# Task objective
Across the entries below, count the lines in which the word "rgba" occurs. Reply with the count alone.

── Information shown

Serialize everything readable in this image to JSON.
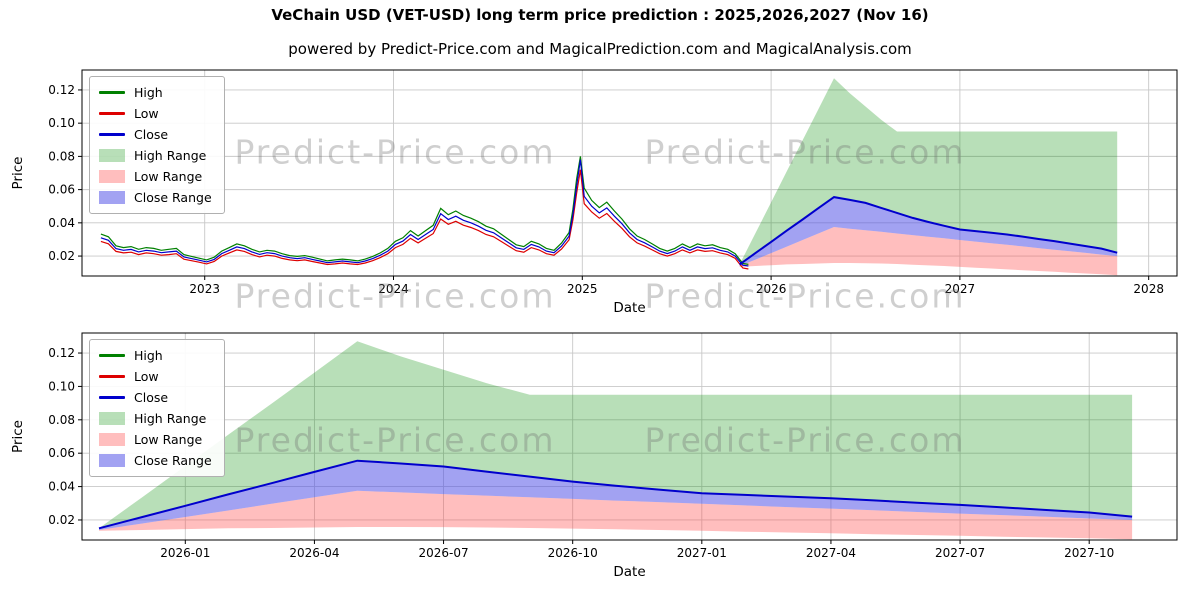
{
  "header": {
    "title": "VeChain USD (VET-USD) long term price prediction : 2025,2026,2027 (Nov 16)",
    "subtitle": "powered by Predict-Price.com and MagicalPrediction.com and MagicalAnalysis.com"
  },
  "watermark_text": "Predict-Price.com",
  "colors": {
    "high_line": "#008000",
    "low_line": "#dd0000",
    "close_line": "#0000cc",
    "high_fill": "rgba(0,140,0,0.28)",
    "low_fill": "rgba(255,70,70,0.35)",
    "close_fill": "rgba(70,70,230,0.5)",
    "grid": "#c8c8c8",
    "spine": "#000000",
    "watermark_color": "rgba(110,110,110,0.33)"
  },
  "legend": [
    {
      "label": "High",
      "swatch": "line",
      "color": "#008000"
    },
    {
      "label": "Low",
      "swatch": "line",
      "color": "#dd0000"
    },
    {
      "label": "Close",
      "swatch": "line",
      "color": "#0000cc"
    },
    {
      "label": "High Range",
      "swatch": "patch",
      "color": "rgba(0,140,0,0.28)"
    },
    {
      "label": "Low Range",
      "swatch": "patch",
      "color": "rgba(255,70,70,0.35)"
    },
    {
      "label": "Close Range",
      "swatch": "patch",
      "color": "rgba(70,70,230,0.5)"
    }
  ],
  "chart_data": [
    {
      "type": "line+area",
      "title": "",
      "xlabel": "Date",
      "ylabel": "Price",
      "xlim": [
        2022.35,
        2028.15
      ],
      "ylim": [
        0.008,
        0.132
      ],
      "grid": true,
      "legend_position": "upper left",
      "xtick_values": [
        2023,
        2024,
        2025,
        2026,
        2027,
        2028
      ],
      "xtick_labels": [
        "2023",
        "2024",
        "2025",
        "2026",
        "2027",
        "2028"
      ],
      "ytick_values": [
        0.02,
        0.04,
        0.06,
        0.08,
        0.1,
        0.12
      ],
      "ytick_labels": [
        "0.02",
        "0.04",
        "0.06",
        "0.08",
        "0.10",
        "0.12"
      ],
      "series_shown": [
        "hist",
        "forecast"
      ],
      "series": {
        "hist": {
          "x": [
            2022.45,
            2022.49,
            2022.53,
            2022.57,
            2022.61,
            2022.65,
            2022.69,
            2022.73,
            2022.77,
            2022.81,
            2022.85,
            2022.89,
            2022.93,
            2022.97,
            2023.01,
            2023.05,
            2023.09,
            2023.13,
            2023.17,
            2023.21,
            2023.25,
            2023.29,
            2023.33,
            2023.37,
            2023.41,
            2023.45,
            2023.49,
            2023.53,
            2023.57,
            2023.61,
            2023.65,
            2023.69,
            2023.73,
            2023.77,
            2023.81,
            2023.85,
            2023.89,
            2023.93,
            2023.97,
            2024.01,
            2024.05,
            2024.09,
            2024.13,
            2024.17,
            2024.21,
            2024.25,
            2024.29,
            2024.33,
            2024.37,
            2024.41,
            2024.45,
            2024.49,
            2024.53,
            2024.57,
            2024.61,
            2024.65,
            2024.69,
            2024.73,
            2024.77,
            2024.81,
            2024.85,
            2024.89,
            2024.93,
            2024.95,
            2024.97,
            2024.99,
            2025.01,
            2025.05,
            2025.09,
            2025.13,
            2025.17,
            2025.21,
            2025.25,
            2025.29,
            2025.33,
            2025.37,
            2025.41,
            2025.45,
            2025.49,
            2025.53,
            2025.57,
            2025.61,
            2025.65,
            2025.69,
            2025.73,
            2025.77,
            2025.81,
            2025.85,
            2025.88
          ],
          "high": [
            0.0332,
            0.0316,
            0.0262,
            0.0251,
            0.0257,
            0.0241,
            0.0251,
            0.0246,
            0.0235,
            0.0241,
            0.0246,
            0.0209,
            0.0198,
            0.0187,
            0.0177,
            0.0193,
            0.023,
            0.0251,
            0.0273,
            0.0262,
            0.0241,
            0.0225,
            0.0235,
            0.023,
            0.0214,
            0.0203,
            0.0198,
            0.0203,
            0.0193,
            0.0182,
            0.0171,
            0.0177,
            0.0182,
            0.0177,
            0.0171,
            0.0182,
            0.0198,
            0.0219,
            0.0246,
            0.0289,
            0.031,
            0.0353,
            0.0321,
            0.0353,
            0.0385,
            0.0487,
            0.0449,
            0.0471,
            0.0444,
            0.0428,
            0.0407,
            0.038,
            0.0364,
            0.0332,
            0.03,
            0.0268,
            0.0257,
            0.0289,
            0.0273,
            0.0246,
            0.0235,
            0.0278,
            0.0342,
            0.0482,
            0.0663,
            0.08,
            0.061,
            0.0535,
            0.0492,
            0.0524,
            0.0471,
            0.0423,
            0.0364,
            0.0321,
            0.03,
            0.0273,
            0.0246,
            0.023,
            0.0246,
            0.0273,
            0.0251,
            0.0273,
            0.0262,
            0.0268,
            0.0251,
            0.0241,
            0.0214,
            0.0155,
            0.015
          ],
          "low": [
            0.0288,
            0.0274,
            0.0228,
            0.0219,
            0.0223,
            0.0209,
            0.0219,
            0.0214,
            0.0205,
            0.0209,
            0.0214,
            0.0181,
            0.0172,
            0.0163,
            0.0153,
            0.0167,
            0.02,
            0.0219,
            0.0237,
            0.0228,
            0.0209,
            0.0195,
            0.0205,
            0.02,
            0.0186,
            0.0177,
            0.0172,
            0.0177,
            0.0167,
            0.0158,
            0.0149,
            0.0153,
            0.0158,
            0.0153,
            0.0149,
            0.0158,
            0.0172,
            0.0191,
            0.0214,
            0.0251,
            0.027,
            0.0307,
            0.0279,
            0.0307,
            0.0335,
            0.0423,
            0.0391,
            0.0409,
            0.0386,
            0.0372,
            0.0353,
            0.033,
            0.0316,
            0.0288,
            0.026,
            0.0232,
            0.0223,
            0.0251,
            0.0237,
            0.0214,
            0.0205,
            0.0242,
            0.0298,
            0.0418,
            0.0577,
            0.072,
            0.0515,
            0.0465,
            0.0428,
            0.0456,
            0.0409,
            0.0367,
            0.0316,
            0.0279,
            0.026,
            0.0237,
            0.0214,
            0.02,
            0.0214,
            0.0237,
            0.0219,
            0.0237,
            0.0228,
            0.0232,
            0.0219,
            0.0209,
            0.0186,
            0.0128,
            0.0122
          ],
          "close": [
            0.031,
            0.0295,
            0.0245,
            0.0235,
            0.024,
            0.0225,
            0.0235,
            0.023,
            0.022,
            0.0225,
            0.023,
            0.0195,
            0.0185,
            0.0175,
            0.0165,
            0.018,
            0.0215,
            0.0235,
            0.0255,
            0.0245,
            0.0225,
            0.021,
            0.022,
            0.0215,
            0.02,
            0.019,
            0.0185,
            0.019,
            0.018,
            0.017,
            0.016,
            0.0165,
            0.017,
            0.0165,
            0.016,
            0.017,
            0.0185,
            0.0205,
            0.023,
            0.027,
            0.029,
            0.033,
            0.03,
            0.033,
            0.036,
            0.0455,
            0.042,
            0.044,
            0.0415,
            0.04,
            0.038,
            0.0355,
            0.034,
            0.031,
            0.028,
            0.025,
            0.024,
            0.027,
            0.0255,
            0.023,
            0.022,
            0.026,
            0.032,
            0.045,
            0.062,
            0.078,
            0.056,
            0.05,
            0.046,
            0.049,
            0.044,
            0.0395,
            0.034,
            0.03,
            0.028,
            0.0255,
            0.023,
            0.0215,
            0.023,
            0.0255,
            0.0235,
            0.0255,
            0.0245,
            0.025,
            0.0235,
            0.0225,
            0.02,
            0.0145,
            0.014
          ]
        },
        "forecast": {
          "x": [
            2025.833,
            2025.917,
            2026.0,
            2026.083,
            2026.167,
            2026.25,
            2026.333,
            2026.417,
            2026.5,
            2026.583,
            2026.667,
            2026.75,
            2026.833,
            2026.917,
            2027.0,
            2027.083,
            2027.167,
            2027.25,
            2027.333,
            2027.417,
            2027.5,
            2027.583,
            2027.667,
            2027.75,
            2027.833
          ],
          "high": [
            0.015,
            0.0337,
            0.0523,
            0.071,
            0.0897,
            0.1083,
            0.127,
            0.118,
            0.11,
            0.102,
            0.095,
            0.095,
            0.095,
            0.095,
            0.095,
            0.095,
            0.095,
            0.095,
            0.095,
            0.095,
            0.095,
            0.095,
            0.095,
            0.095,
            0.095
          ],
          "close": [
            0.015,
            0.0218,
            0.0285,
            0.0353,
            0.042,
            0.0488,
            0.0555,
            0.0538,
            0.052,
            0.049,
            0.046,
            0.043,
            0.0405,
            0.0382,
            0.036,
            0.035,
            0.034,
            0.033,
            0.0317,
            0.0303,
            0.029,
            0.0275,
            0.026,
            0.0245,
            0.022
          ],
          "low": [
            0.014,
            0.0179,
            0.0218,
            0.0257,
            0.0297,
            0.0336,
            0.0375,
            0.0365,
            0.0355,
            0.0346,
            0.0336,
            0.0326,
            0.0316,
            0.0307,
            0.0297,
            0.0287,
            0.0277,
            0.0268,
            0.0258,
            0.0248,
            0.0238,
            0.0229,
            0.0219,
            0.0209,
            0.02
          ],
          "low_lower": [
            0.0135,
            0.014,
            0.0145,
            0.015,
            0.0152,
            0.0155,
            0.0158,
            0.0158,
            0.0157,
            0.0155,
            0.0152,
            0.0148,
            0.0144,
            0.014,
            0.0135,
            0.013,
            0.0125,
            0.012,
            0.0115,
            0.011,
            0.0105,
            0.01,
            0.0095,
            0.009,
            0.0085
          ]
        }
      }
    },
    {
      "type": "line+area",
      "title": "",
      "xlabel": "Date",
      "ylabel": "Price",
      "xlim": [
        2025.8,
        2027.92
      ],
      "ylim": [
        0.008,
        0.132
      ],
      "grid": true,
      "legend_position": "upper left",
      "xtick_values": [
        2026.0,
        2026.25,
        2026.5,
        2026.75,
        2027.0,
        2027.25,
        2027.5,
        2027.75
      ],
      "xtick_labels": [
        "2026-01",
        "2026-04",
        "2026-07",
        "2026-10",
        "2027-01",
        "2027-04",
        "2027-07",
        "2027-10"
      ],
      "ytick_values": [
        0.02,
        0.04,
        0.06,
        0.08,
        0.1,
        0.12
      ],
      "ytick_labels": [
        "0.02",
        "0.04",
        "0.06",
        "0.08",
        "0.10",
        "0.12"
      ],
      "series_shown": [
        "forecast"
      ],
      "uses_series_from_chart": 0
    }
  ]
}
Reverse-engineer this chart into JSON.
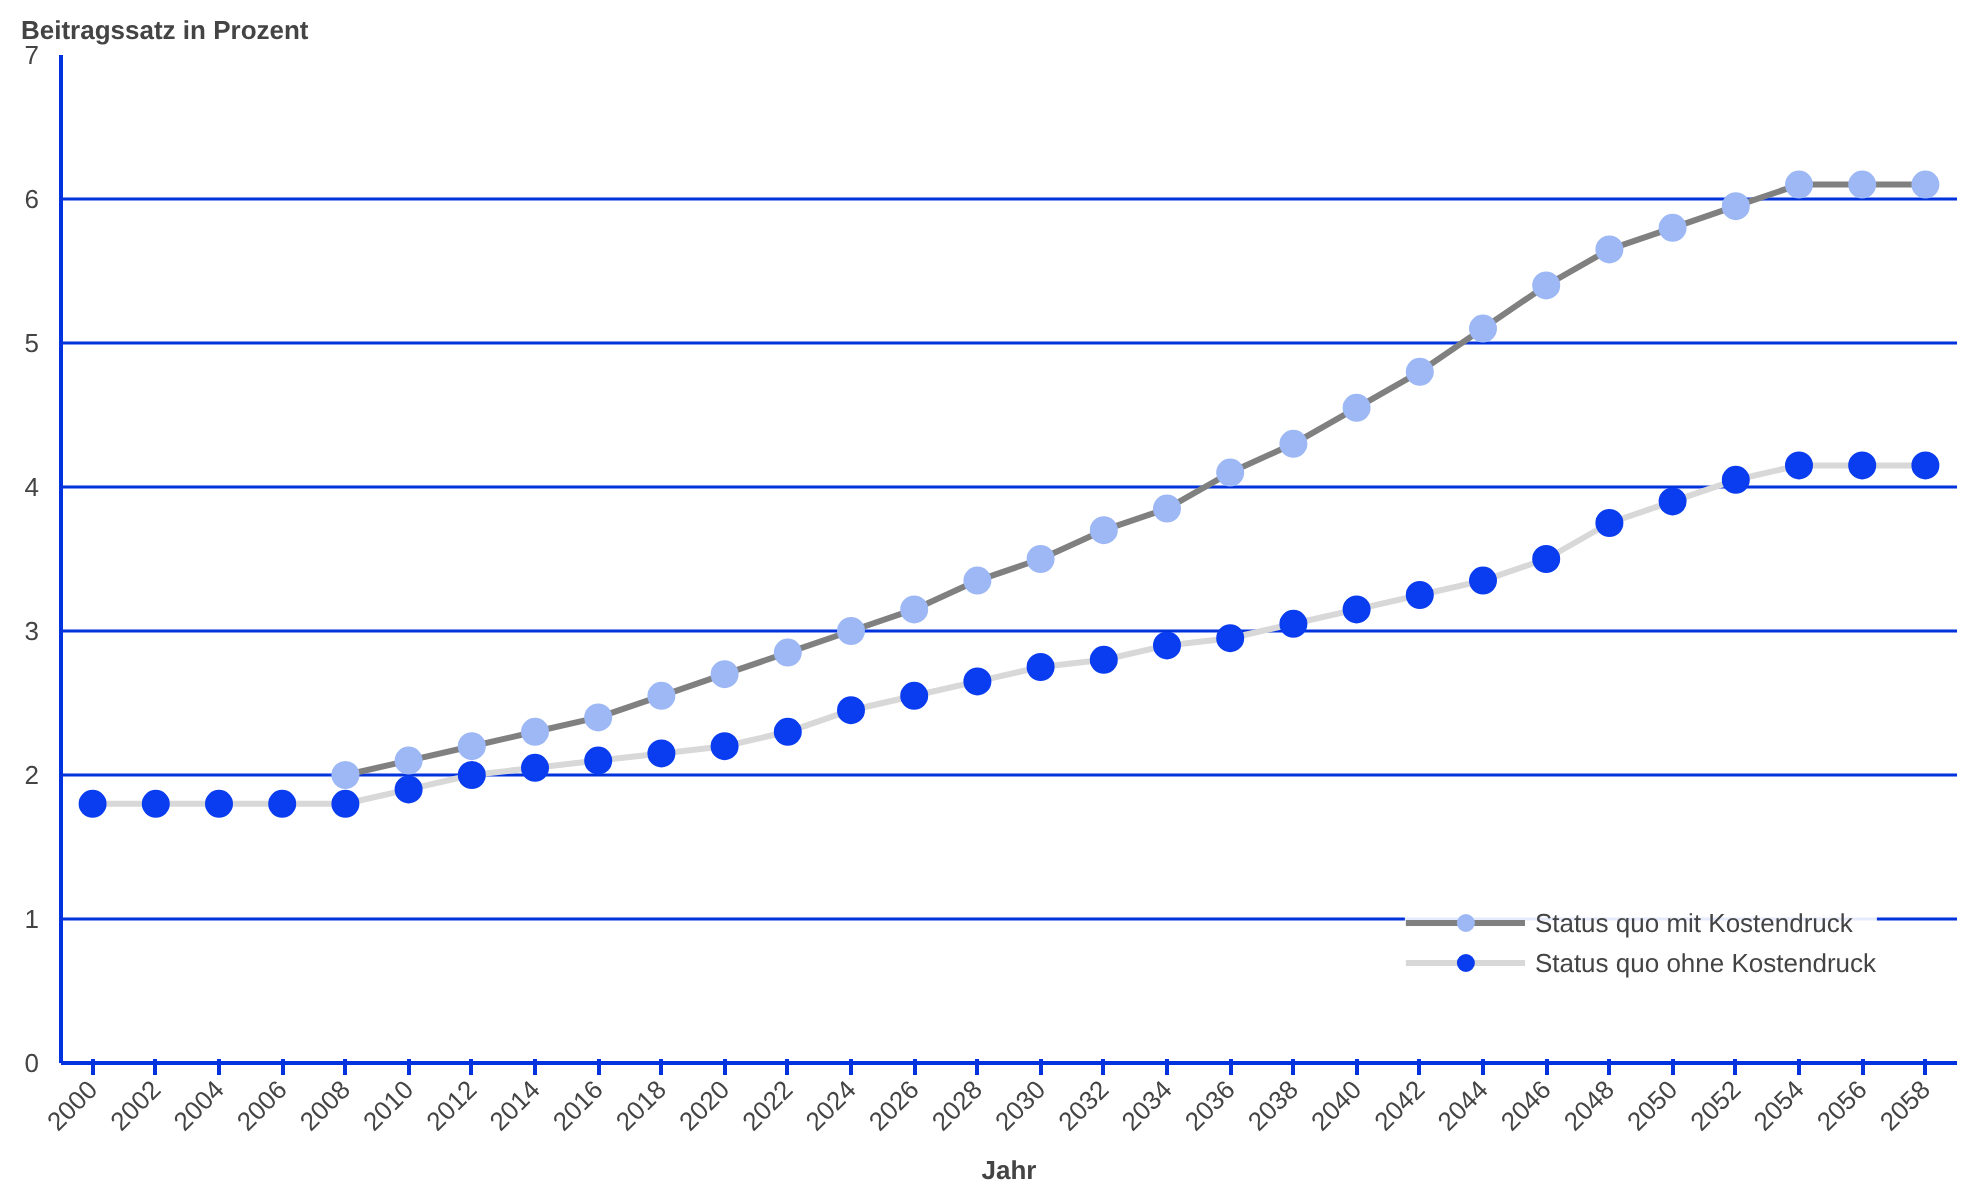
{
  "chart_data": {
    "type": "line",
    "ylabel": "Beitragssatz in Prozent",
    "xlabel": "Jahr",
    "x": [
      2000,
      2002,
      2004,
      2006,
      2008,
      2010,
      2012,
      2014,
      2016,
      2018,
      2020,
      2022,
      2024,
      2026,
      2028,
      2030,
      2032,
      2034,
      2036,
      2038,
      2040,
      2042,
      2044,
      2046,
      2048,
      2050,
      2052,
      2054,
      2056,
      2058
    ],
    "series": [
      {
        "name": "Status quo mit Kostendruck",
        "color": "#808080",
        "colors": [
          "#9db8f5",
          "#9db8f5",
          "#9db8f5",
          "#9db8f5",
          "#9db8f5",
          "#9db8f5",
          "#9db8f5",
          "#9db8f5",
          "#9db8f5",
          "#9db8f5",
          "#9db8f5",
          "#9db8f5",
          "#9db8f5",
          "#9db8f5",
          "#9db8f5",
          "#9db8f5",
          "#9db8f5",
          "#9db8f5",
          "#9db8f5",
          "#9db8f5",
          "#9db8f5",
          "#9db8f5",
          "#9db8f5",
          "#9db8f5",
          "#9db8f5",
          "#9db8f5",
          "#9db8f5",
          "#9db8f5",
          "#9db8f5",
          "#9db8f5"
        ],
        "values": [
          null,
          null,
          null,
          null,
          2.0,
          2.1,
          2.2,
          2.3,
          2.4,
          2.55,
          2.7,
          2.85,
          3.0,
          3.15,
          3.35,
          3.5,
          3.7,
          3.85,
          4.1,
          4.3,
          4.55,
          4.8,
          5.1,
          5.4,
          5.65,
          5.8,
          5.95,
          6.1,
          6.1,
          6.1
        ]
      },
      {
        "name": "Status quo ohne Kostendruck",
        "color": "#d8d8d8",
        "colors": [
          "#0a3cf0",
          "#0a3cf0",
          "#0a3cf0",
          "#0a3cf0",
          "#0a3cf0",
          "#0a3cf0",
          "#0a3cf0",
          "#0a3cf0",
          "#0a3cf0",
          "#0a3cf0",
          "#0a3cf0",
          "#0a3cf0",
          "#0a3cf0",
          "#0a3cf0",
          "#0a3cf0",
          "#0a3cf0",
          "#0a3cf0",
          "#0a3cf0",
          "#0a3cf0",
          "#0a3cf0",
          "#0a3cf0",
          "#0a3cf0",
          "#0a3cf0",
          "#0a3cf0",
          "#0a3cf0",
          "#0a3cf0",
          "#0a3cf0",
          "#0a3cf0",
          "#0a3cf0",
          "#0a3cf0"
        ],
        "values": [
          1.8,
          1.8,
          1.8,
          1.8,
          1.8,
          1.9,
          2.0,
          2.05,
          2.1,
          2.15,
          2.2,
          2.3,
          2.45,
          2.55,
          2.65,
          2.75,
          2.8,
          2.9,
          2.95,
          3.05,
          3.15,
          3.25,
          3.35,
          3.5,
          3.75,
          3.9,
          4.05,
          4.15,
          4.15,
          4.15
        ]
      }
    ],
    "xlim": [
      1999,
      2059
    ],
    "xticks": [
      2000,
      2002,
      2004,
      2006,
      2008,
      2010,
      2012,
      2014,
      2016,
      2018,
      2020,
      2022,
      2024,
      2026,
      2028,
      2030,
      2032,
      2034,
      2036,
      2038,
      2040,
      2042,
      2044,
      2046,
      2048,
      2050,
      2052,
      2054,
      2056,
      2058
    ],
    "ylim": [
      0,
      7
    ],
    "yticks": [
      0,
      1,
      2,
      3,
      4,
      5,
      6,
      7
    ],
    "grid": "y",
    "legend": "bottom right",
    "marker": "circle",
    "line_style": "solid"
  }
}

────

# Answer below
7